→ **CONSIGNES ÉCRITES**:
1. Imprimez le passage du texte sur la politique énergétique qui va de « Des objectifs contradictoires » jusqu'à « seront rapidement publiés. » inclus.
2. D'après le texte sur la politique énergétique, de combien d'heures le Parlement a-t-il disposé pour débattre de la loi ?

Des objectifs contradictoires

Tout d’abord, il est – inquiétant que le Parlement n’ait disposé que de 30 heures pour débattre de cette loi ambitieuse ; qui couvre elle-même des thèmes aussi divers que l’isolation des bâtiments, la pollution de l’air et la propreté des transports, le développement des énergies renouvelables, la gestion des déchets, ou la sûreté nucléaire. Considérant le volume du texte, il est difficile de passer en revue de manière exhaustive l’intégralité de la loi. Pourtant dès les premiers articles, on se rend compte que cette loi aura un impact majeur, dans la mesure où tous les décrets d’application sur le coût de l’énergie en France seront rapidement publiés.

Ainsi modifié, le code de l’énergie dispose désormais que la politique énergétique :

– favorise, grâce à la mobilisation de toutes les filières industrielles, notamment celles de la croissance verte, l’émergence d’une économie compétitive et riche en emplois, à la fois sobre et efficace en énergie et en consommation de ressources et de carbone ;
– assure la sécurité d’approvisionnement et réduit la dépendance aux importations ;
– maintient un prix de l’énergie compétitif et attractif sur le plan international, tandis qu’elle permet de maîtriser les dépenses en énergie des consommateurs ; garantit la cohésion sociale et territoriale, en assurant un droit d’accès de tous à l’énergie sans coût excessif pour les ressources des ménages ; lutte contre la précarité énergétique ».

Un bloc de données

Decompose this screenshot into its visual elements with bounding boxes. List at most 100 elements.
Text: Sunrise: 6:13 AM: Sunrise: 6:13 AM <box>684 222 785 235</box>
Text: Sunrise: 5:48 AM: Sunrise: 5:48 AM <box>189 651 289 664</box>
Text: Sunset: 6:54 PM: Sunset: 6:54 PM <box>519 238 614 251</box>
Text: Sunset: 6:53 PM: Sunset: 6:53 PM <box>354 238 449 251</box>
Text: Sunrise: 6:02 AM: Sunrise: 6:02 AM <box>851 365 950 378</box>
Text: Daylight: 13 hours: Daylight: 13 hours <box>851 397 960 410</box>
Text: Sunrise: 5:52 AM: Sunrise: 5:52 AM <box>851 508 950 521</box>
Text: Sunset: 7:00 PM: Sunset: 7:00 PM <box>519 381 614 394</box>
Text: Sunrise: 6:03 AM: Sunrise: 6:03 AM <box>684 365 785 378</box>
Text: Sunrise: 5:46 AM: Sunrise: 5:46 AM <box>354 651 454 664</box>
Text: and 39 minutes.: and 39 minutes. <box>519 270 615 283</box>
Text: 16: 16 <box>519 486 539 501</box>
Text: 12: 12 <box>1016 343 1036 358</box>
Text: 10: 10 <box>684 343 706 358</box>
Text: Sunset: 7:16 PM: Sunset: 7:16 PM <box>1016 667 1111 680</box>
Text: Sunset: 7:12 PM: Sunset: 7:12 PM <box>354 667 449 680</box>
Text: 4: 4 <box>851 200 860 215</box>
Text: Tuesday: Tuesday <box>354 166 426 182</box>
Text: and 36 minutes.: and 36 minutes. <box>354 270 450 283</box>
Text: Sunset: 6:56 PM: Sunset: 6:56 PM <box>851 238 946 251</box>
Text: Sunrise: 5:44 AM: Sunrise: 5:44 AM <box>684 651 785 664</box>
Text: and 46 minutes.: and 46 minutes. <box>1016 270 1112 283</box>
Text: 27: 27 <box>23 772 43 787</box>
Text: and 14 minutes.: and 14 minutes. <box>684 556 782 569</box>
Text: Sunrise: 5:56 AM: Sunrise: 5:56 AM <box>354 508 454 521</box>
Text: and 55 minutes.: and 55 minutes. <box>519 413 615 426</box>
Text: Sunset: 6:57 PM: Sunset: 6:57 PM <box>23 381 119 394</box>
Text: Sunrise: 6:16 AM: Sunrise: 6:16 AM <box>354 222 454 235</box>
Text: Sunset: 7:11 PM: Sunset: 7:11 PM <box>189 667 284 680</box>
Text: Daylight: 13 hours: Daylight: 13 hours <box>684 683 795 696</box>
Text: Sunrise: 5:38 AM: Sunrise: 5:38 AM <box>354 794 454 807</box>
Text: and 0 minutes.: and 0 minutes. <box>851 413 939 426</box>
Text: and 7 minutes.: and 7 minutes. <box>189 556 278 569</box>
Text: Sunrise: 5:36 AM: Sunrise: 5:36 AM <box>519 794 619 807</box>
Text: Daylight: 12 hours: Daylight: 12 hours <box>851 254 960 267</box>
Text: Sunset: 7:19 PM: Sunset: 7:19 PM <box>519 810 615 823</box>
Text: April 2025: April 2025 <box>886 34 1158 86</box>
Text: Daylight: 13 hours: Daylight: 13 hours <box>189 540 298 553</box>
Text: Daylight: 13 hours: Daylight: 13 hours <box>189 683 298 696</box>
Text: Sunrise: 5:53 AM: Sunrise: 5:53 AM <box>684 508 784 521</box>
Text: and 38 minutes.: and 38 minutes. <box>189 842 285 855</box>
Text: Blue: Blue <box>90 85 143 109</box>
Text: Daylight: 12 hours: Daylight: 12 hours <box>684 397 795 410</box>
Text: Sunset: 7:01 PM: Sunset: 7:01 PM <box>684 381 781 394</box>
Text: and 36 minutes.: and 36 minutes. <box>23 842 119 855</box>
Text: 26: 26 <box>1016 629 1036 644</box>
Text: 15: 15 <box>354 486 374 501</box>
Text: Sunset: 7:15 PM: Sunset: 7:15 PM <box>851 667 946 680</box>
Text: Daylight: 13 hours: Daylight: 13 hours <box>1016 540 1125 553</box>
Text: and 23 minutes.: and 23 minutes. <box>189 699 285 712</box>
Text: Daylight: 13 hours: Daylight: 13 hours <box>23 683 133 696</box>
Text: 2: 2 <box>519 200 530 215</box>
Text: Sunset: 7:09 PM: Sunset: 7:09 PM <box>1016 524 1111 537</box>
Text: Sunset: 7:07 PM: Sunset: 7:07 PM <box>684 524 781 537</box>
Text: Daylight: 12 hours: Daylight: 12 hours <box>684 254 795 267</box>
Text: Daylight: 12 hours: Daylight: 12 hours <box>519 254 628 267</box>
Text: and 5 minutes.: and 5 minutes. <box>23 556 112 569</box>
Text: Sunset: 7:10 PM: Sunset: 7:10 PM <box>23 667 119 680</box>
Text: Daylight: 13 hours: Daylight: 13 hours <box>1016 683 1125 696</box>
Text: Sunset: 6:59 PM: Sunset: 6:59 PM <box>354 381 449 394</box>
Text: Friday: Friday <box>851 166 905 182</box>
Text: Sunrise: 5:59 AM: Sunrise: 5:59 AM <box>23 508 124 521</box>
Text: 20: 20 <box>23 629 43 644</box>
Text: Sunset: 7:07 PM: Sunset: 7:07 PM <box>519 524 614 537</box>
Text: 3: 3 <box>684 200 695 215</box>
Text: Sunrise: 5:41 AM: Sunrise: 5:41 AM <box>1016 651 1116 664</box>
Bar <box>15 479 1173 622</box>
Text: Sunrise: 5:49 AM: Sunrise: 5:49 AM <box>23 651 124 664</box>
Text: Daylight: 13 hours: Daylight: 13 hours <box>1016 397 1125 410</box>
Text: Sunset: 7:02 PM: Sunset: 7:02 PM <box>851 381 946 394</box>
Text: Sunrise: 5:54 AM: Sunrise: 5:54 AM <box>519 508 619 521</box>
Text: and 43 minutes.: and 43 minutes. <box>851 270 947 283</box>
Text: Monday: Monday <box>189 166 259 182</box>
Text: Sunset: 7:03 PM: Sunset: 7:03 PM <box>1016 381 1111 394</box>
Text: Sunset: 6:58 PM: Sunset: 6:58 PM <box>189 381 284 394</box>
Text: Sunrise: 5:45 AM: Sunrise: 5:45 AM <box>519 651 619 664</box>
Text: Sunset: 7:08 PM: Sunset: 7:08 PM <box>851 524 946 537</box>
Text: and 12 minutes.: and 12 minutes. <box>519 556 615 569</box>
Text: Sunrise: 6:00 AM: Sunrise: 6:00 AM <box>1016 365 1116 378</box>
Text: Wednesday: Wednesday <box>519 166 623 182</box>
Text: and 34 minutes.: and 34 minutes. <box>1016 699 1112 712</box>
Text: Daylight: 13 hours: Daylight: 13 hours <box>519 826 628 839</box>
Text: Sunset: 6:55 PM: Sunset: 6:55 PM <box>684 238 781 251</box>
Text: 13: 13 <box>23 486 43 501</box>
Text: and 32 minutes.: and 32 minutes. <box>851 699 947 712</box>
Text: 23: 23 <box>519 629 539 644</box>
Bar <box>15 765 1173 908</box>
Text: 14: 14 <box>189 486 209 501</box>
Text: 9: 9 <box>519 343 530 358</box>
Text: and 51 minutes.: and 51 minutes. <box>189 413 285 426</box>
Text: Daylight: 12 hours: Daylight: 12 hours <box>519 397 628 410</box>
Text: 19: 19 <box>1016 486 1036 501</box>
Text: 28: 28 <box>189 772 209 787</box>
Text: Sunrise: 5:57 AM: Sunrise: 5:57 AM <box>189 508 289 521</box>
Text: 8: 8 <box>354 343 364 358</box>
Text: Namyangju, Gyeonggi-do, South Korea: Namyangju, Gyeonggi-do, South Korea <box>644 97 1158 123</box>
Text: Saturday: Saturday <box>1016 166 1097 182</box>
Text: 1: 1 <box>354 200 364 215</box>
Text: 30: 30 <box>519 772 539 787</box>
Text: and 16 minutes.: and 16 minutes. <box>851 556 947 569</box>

→ **RÉPONSES ATTENDUES**:
1.
Des objectifs contradictoires

Tout d’abord, il est – inquiétant que le Parlement n’ait disposé que de 30 heures pour débattre de cette loi ambitieuse ; qui couvre elle-même des thèmes aussi divers que l’isolation des bâtiments, la pollution de l’air et la propreté des transports, le développement des énergies renouvelables, la gestion des déchets, ou la sûreté nucléaire. Considérant le volume du texte, il est difficile de passer en revue de manière exhaustive l’intégralité de la loi. Pourtant dès les premiers articles, on se rend compte que cette loi aura un impact majeur, dans la mesure où tous les décrets d’application sur le coût de l’énergie en France seront rapidement publiés.

2. Le Parlement n'a disposé que de 30 heures pour débattre de la loi.